━━━ Data rows
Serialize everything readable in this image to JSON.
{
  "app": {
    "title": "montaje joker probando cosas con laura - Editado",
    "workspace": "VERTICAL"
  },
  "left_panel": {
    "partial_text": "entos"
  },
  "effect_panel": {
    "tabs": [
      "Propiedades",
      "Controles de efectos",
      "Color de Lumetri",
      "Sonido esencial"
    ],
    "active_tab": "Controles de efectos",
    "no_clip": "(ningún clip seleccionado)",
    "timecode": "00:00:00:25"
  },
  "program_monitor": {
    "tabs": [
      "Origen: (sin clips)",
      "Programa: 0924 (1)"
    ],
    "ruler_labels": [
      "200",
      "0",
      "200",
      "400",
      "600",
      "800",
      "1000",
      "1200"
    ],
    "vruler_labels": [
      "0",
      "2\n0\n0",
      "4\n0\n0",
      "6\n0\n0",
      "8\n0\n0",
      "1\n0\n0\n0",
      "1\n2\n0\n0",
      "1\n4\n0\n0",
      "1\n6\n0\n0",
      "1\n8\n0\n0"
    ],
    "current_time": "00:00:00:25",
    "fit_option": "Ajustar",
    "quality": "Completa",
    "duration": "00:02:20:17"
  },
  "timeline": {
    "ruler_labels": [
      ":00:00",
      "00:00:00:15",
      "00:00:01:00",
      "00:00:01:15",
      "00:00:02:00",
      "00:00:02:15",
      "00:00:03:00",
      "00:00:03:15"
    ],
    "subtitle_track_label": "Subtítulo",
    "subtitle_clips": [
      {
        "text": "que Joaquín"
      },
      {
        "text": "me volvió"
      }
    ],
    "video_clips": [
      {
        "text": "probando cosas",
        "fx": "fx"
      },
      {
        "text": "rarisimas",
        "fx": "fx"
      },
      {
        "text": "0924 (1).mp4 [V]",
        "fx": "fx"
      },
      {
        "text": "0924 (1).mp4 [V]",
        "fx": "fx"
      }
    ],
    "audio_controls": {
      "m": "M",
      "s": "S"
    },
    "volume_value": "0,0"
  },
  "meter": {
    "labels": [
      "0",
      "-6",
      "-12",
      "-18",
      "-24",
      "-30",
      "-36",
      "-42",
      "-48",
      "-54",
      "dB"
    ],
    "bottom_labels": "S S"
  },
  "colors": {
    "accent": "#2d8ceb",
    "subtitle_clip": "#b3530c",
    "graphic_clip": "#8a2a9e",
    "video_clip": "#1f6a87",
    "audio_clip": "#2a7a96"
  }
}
━━━━━━
### Set problem
Reproduce the data in full, exactly as presented.

### Task response
Serialize everything readable in this image to JSON.
{
  "app": {
    "title": "montaje joker probando cosas con laura - Editado",
    "workspace": "VERTICAL"
  },
  "left_panel": {
    "partial_text": "entos"
  },
  "effect_panel": {
    "tabs": [
      "Propiedades",
      "Controles de efectos",
      "Color de Lumetri",
      "Sonido esencial"
    ],
    "active_tab": "Controles de efectos",
    "no_clip": "(ningún clip seleccionado)",
    "timecode": "00:00:00:25"
  },
  "program_monitor": {
    "tabs": [
      "Origen: (sin clips)",
      "Programa: 0924 (1)"
    ],
    "ruler_labels": [
      "200",
      "0",
      "200",
      "400",
      "600",
      "800",
      "1000",
      "1200"
    ],
    "vruler_labels": [
      "0",
      "2\n0\n0",
      "4\n0\n0",
      "6\n0\n0",
      "8\n0\n0",
      "1\n0\n0\n0",
      "1\n2\n0\n0",
      "1\n4\n0\n0",
      "1\n6\n0\n0",
      "1\n8\n0\n0"
    ],
    "current_time": "00:00:00:25",
    "fit_option": "Ajustar",
    "quality": "Completa",
    "duration": "00:02:20:17"
  },
  "timeline": {
    "ruler_labels": [
      ":00:00",
      "00:00:00:15",
      "00:00:01:00",
      "00:00:01:15",
      "00:00:02:00",
      "00:00:02:15",
      "00:00:03:00",
      "00:00:03:15"
    ],
    "subtitle_track_label": "Subtítulo",
    "subtitle_clips": [
      {
        "text": "que Joaquín"
      },
      {
        "text": "me volvió"
      }
    ],
    "video_clips": [
      {
        "text": "probando cosas",
        "fx": "fx"
      },
      {
        "text": "rarisimas",
        "fx": "fx"
      },
      {
        "text": "0924 (1).mp4 [V]",
        "fx": "fx"
      },
      {
        "text": "0924 (1).mp4 [V]",
        "fx": "fx"
      }
    ],
    "audio_controls": {
      "m": "M",
      "s": "S"
    },
    "volume_value": "0,0"
  },
  "meter": {
    "labels": [
      "0",
      "-6",
      "-12",
      "-18",
      "-24",
      "-30",
      "-36",
      "-42",
      "-48",
      "-54",
      "dB"
    ],
    "bottom_labels": "S S"
  },
  "colors": {
    "accent": "#2d8ceb",
    "subtitle_clip": "#b3530c",
    "graphic_clip": "#8a2a9e",
    "video_clip": "#1f6a87",
    "audio_clip": "#2a7a96"
  }
}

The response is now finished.